* [Exercise requirements] Give every entry again, word for word.

.....

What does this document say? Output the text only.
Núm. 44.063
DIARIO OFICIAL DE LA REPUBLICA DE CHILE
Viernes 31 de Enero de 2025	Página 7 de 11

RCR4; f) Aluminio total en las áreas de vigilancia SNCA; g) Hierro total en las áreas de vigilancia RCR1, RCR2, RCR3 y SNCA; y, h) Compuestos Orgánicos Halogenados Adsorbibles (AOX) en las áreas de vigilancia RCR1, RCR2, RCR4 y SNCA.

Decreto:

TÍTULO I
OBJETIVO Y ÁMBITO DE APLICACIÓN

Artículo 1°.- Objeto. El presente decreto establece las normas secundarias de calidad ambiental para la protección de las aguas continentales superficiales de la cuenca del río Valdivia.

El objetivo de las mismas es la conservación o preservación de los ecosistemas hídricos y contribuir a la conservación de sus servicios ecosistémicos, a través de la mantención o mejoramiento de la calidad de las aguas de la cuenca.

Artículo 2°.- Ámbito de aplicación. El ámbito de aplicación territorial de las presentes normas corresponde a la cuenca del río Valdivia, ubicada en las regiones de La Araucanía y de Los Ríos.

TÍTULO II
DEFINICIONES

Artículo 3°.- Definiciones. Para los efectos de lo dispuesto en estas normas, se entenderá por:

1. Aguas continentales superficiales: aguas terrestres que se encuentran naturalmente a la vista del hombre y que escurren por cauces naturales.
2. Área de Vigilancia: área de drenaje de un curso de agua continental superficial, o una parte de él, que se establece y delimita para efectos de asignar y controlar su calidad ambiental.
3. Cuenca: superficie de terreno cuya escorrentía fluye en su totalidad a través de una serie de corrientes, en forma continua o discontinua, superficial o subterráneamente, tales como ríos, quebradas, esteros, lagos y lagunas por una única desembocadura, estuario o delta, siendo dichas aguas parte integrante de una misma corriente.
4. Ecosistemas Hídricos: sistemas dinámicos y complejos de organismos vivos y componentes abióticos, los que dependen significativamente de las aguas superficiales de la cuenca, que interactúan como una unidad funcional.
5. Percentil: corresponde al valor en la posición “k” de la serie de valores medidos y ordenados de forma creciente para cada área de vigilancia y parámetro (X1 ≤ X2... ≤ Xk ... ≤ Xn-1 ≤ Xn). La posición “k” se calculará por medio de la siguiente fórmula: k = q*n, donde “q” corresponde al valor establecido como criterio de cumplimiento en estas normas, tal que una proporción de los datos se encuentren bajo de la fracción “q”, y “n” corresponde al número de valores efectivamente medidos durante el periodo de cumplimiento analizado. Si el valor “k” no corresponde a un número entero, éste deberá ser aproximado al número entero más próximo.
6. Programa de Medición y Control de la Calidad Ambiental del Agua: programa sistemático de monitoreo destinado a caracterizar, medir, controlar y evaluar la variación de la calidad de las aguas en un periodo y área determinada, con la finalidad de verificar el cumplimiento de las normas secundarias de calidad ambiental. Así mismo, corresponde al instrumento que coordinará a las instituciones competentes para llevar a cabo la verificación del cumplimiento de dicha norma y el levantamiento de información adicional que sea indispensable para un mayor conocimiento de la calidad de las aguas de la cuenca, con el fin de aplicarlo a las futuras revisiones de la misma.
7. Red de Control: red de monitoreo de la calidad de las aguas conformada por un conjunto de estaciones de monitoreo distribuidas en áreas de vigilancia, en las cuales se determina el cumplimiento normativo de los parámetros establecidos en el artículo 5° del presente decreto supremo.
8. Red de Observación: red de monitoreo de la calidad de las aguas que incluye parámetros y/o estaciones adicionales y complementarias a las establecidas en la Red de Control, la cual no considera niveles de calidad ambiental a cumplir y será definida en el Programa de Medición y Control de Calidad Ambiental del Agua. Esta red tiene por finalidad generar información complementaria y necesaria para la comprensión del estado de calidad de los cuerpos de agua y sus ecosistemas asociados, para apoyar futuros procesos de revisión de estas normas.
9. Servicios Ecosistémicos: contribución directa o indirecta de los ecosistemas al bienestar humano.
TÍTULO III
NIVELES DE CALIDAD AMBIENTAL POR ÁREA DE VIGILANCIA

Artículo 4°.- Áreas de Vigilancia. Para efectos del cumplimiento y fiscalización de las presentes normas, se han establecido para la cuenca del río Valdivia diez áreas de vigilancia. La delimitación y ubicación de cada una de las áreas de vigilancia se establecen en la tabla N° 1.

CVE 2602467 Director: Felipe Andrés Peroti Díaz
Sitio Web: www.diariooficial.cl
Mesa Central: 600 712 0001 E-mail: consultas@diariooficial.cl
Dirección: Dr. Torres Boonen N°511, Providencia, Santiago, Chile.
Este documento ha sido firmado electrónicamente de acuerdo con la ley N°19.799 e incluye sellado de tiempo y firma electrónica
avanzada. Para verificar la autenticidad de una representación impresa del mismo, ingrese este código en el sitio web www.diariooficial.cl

.....

* [Exercise response]
What does this document say? Output the text only.
Núm. 44.063
DIARIO OFICIAL DE LA REPUBLICA DE CHILE
Viernes 31 de Enero de 2025	Página 7 de 11

RCR4; f) Aluminio total en las áreas de vigilancia SNCA; g) Hierro total en las áreas de vigilancia RCR1, RCR2, RCR3 y SNCA; y, h) Compuestos Orgánicos Halogenados Adsorbibles (AOX) en las áreas de vigilancia RCR1, RCR2, RCR4 y SNCA.

Decreto:

TÍTULO I
OBJETIVO Y ÁMBITO DE APLICACIÓN

Artículo 1°.- Objeto. El presente decreto establece las normas secundarias de calidad ambiental para la protección de las aguas continentales superficiales de la cuenca del río Valdivia.

El objetivo de las mismas es la conservación o preservación de los ecosistemas hídricos y contribuir a la conservación de sus servicios ecosistémicos, a través de la mantención o mejoramiento de la calidad de las aguas de la cuenca.

Artículo 2°.- Ámbito de aplicación. El ámbito de aplicación territorial de las presentes normas corresponde a la cuenca del río Valdivia, ubicada en las regiones de La Araucanía y de Los Ríos.

TÍTULO II
DEFINICIONES

Artículo 3°.- Definiciones. Para los efectos de lo dispuesto en estas normas, se entenderá por:

1. Aguas continentales superficiales: aguas terrestres que se encuentran naturalmente a la vista del hombre y que escurren por cauces naturales.
2. Área de Vigilancia: área de drenaje de un curso de agua continental superficial, o una parte de él, que se establece y delimita para efectos de asignar y controlar su calidad ambiental.
3. Cuenca: superficie de terreno cuya escorrentía fluye en su totalidad a través de una serie de corrientes, en forma continua o discontinua, superficial o subterráneamente, tales como ríos, quebradas, esteros, lagos y lagunas por una única desembocadura, estuario o delta, siendo dichas aguas parte integrante de una misma corriente.
4. Ecosistemas Hídricos: sistemas dinámicos y complejos de organismos vivos y componentes abióticos, los que dependen significativamente de las aguas superficiales de la cuenca, que interactúan como una unidad funcional.
5. Percentil: corresponde al valor en la posición “k” de la serie de valores medidos y ordenados de forma creciente para cada área de vigilancia y parámetro (X1 ≤ X2... ≤ Xk ... ≤ Xn-1 ≤ Xn). La posición “k” se calculará por medio de la siguiente fórmula: k = q*n, donde “q” corresponde al valor establecido como criterio de cumplimiento en estas normas, tal que una proporción de los datos se encuentren bajo de la fracción “q”, y “n” corresponde al número de valores efectivamente medidos durante el periodo de cumplimiento analizado. Si el valor “k” no corresponde a un número entero, éste deberá ser aproximado al número entero más próximo.
6. Programa de Medición y Control de la Calidad Ambiental del Agua: programa sistemático de monitoreo destinado a caracterizar, medir, controlar y evaluar la variación de la calidad de las aguas en un periodo y área determinada, con la finalidad de verificar el cumplimiento de las normas secundarias de calidad ambiental. Así mismo, corresponde al instrumento que coordinará a las instituciones competentes para llevar a cabo la verificación del cumplimiento de dicha norma y el levantamiento de información adicional que sea indispensable para un mayor conocimiento de la calidad de las aguas de la cuenca, con el fin de aplicarlo a las futuras revisiones de la misma.
7. Red de Control: red de monitoreo de la calidad de las aguas conformada por un conjunto de estaciones de monitoreo distribuidas en áreas de vigilancia, en las cuales se determina el cumplimiento normativo de los parámetros establecidos en el artículo 5° del presente decreto supremo.
8. Red de Observación: red de monitoreo de la calidad de las aguas que incluye parámetros y/o estaciones adicionales y complementarias a las establecidas en la Red de Control, la cual no considera niveles de calidad ambiental a cumplir y será definida en el Programa de Medición y Control de Calidad Ambiental del Agua. Esta red tiene por finalidad generar información complementaria y necesaria para la comprensión del estado de calidad de los cuerpos de agua y sus ecosistemas asociados, para apoyar futuros procesos de revisión de estas normas.
9. Servicios Ecosistémicos: contribución directa o indirecta de los ecosistemas al bienestar humano.
TÍTULO III
NIVELES DE CALIDAD AMBIENTAL POR ÁREA DE VIGILANCIA

Artículo 4°.- Áreas de Vigilancia. Para efectos del cumplimiento y fiscalización de las presentes normas, se han establecido para la cuenca del río Valdivia diez áreas de vigilancia. La delimitación y ubicación de cada una de las áreas de vigilancia se establecen en la tabla N° 1.

CVE 2602467 Director: Felipe Andrés Peroti Díaz
Sitio Web: www.diariooficial.cl
Mesa Central: 600 712 0001 E-mail: consultas@diariooficial.cl
Dirección: Dr. Torres Boonen N°511, Providencia, Santiago, Chile.
Este documento ha sido firmado electrónicamente de acuerdo con la ley N°19.799 e incluye sellado de tiempo y firma electrónica
avanzada. Para verificar la autenticidad de una representación impresa del mismo, ingrese este código en el sitio web www.diariooficial.cl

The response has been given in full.